*Stored entries*.

* * * * * * *

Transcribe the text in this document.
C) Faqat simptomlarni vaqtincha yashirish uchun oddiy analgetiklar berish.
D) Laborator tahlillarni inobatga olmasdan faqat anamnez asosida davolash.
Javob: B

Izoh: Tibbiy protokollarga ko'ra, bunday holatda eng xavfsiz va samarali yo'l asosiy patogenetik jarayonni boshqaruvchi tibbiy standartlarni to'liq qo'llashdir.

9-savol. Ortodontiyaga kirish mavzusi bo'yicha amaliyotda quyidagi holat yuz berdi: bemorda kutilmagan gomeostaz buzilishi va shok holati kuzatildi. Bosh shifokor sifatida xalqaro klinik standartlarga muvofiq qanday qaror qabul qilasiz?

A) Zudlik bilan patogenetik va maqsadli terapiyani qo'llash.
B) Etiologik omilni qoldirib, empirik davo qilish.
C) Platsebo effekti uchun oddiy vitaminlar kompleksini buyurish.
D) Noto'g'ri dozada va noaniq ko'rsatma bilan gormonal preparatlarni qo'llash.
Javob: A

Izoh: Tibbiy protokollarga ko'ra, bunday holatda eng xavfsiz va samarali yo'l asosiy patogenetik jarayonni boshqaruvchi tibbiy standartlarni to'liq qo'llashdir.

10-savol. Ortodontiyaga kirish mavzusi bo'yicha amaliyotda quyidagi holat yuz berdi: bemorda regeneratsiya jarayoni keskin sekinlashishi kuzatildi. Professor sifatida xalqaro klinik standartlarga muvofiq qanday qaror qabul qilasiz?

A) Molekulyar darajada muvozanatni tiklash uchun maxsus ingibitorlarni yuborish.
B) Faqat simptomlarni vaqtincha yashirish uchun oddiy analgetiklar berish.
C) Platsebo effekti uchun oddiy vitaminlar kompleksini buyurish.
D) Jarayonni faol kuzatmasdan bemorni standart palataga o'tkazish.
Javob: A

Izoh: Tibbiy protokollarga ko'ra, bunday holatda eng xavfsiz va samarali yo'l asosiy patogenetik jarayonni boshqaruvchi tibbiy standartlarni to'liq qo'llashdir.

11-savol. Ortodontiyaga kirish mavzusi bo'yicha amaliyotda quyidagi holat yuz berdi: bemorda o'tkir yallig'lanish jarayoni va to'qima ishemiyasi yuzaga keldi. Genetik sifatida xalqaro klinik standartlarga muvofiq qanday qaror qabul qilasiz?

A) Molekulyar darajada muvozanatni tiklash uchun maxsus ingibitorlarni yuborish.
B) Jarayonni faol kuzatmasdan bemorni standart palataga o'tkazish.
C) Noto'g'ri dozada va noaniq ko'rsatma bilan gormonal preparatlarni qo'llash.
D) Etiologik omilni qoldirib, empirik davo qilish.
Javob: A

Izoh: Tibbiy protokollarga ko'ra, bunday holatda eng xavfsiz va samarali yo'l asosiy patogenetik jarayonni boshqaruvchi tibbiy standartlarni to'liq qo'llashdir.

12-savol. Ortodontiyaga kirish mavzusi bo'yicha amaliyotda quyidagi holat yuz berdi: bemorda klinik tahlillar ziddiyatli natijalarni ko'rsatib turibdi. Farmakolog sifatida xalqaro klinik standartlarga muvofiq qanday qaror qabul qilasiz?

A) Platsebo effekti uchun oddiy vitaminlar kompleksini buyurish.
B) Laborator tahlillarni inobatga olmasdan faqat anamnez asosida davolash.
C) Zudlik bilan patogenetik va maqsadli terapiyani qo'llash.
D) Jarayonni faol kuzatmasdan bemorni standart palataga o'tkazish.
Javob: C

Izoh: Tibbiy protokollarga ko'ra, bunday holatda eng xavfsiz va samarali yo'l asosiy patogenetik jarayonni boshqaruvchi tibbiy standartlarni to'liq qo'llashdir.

* * * * * * *

*Brief*. Reply with only the number of lines in the material above where the string "Zudlik" appears.

*Written solution*. 2